— START OF Input —
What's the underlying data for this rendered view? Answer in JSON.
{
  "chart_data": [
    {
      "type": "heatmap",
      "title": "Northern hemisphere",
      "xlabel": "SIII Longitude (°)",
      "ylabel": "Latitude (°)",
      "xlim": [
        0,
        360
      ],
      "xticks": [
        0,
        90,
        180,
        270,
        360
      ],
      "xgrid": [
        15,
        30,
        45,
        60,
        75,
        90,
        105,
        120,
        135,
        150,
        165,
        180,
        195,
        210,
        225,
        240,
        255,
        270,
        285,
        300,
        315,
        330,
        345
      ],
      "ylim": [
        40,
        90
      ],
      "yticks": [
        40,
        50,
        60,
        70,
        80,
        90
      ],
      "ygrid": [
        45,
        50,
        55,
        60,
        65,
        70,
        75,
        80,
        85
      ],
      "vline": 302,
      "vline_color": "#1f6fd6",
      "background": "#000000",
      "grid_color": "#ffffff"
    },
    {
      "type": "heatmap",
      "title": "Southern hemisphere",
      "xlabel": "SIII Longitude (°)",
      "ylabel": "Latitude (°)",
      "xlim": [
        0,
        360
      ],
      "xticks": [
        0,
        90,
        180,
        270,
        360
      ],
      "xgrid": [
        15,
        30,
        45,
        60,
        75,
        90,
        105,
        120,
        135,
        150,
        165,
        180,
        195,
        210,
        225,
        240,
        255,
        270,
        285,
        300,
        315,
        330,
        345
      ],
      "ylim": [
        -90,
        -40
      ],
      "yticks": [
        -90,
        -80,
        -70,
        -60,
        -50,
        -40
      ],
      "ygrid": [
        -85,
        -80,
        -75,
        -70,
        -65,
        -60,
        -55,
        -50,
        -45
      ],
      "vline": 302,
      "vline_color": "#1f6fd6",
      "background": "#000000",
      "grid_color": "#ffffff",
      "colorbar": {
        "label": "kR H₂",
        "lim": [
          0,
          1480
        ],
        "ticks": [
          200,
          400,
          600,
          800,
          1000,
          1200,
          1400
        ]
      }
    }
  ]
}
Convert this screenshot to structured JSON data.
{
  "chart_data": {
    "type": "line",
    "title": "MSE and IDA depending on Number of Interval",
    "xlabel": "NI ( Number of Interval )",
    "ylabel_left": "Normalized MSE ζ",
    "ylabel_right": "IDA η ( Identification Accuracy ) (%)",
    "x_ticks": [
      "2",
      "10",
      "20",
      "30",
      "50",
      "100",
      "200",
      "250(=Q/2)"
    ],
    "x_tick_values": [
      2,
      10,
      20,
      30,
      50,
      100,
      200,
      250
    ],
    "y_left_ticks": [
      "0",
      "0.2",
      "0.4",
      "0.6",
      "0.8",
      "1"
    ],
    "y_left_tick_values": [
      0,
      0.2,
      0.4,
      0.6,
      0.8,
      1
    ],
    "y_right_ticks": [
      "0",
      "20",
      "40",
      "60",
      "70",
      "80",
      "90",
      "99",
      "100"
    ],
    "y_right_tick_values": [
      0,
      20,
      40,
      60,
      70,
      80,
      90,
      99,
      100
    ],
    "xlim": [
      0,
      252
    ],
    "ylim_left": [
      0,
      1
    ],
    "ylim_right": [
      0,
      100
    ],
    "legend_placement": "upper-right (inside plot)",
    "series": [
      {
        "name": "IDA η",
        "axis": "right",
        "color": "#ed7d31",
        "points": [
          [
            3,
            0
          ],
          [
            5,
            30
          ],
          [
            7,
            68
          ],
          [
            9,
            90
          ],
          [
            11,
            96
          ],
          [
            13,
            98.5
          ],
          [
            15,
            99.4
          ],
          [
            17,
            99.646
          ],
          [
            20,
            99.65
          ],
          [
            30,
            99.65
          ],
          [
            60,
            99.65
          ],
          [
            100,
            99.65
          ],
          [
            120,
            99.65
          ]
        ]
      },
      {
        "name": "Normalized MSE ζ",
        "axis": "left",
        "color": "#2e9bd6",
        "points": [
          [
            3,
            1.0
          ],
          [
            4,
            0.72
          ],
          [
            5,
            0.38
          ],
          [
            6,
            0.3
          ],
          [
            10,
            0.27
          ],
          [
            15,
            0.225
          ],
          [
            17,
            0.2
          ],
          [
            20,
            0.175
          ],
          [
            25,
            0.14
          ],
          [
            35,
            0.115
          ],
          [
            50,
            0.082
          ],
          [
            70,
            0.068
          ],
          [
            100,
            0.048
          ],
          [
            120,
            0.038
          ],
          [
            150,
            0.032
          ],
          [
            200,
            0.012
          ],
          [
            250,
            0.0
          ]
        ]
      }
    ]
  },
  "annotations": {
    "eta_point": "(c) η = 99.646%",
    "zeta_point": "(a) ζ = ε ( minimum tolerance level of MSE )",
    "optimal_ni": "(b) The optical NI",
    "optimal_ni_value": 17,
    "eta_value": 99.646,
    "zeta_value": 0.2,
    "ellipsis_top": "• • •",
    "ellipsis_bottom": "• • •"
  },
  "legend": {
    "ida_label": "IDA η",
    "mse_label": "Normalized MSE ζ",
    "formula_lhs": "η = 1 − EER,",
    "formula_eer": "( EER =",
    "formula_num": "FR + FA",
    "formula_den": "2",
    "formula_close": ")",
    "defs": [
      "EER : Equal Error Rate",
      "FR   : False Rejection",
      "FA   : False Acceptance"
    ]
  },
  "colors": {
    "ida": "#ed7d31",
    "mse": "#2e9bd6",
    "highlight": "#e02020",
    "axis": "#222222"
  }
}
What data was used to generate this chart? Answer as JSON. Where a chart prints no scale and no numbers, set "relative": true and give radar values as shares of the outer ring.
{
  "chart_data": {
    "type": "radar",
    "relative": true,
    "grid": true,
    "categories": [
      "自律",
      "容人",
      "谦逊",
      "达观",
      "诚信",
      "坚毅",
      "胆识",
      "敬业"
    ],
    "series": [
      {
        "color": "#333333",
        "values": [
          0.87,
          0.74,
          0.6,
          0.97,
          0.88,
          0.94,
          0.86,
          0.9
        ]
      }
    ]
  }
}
— END OF Input —
- **What the exercise asks**
Write out the whole listing exactly.

- **Solution for this problem**
What's the underlying data for this rendered view? Answer in JSON.
{
  "chart_data": [
    {
      "type": "heatmap",
      "title": "Northern hemisphere",
      "xlabel": "SIII Longitude (°)",
      "ylabel": "Latitude (°)",
      "xlim": [
        0,
        360
      ],
      "xticks": [
        0,
        90,
        180,
        270,
        360
      ],
      "xgrid": [
        15,
        30,
        45,
        60,
        75,
        90,
        105,
        120,
        135,
        150,
        165,
        180,
        195,
        210,
        225,
        240,
        255,
        270,
        285,
        300,
        315,
        330,
        345
      ],
      "ylim": [
        40,
        90
      ],
      "yticks": [
        40,
        50,
        60,
        70,
        80,
        90
      ],
      "ygrid": [
        45,
        50,
        55,
        60,
        65,
        70,
        75,
        80,
        85
      ],
      "vline": 302,
      "vline_color": "#1f6fd6",
      "background": "#000000",
      "grid_color": "#ffffff"
    },
    {
      "type": "heatmap",
      "title": "Southern hemisphere",
      "xlabel": "SIII Longitude (°)",
      "ylabel": "Latitude (°)",
      "xlim": [
        0,
        360
      ],
      "xticks": [
        0,
        90,
        180,
        270,
        360
      ],
      "xgrid": [
        15,
        30,
        45,
        60,
        75,
        90,
        105,
        120,
        135,
        150,
        165,
        180,
        195,
        210,
        225,
        240,
        255,
        270,
        285,
        300,
        315,
        330,
        345
      ],
      "ylim": [
        -90,
        -40
      ],
      "yticks": [
        -90,
        -80,
        -70,
        -60,
        -50,
        -40
      ],
      "ygrid": [
        -85,
        -80,
        -75,
        -70,
        -65,
        -60,
        -55,
        -50,
        -45
      ],
      "vline": 302,
      "vline_color": "#1f6fd6",
      "background": "#000000",
      "grid_color": "#ffffff",
      "colorbar": {
        "label": "kR H₂",
        "lim": [
          0,
          1480
        ],
        "ticks": [
          200,
          400,
          600,
          800,
          1000,
          1200,
          1400
        ]
      }
    }
  ]
}
Convert this screenshot to structured JSON data.
{
  "chart_data": {
    "type": "line",
    "title": "MSE and IDA depending on Number of Interval",
    "xlabel": "NI ( Number of Interval )",
    "ylabel_left": "Normalized MSE ζ",
    "ylabel_right": "IDA η ( Identification Accuracy ) (%)",
    "x_ticks": [
      "2",
      "10",
      "20",
      "30",
      "50",
      "100",
      "200",
      "250(=Q/2)"
    ],
    "x_tick_values": [
      2,
      10,
      20,
      30,
      50,
      100,
      200,
      250
    ],
    "y_left_ticks": [
      "0",
      "0.2",
      "0.4",
      "0.6",
      "0.8",
      "1"
    ],
    "y_left_tick_values": [
      0,
      0.2,
      0.4,
      0.6,
      0.8,
      1
    ],
    "y_right_ticks": [
      "0",
      "20",
      "40",
      "60",
      "70",
      "80",
      "90",
      "99",
      "100"
    ],
    "y_right_tick_values": [
      0,
      20,
      40,
      60,
      70,
      80,
      90,
      99,
      100
    ],
    "xlim": [
      0,
      252
    ],
    "ylim_left": [
      0,
      1
    ],
    "ylim_right": [
      0,
      100
    ],
    "legend_placement": "upper-right (inside plot)",
    "series": [
      {
        "name": "IDA η",
        "axis": "right",
        "color": "#ed7d31",
        "points": [
          [
            3,
            0
          ],
          [
            5,
            30
          ],
          [
            7,
            68
          ],
          [
            9,
            90
          ],
          [
            11,
            96
          ],
          [
            13,
            98.5
          ],
          [
            15,
            99.4
          ],
          [
            17,
            99.646
          ],
          [
            20,
            99.65
          ],
          [
            30,
            99.65
          ],
          [
            60,
            99.65
          ],
          [
            100,
            99.65
          ],
          [
            120,
            99.65
          ]
        ]
      },
      {
        "name": "Normalized MSE ζ",
        "axis": "left",
        "color": "#2e9bd6",
        "points": [
          [
            3,
            1.0
          ],
          [
            4,
            0.72
          ],
          [
            5,
            0.38
          ],
          [
            6,
            0.3
          ],
          [
            10,
            0.27
          ],
          [
            15,
            0.225
          ],
          [
            17,
            0.2
          ],
          [
            20,
            0.175
          ],
          [
            25,
            0.14
          ],
          [
            35,
            0.115
          ],
          [
            50,
            0.082
          ],
          [
            70,
            0.068
          ],
          [
            100,
            0.048
          ],
          [
            120,
            0.038
          ],
          [
            150,
            0.032
          ],
          [
            200,
            0.012
          ],
          [
            250,
            0.0
          ]
        ]
      }
    ]
  },
  "annotations": {
    "eta_point": "(c) η = 99.646%",
    "zeta_point": "(a) ζ = ε ( minimum tolerance level of MSE )",
    "optimal_ni": "(b) The optical NI",
    "optimal_ni_value": 17,
    "eta_value": 99.646,
    "zeta_value": 0.2,
    "ellipsis_top": "• • •",
    "ellipsis_bottom": "• • •"
  },
  "legend": {
    "ida_label": "IDA η",
    "mse_label": "Normalized MSE ζ",
    "formula_lhs": "η = 1 − EER,",
    "formula_eer": "( EER =",
    "formula_num": "FR + FA",
    "formula_den": "2",
    "formula_close": ")",
    "defs": [
      "EER : Equal Error Rate",
      "FR   : False Rejection",
      "FA   : False Acceptance"
    ]
  },
  "colors": {
    "ida": "#ed7d31",
    "mse": "#2e9bd6",
    "highlight": "#e02020",
    "axis": "#222222"
  }
}
What data was used to generate this chart? Answer as JSON. Where a chart prints no scale and no numbers, set "relative": true and give radar values as shares of the outer ring.
{
  "chart_data": {
    "type": "radar",
    "relative": true,
    "grid": true,
    "categories": [
      "自律",
      "容人",
      "谦逊",
      "达观",
      "诚信",
      "坚毅",
      "胆识",
      "敬业"
    ],
    "series": [
      {
        "color": "#333333",
        "values": [
          0.87,
          0.74,
          0.6,
          0.97,
          0.88,
          0.94,
          0.86,
          0.9
        ]
      }
    ]
  }
}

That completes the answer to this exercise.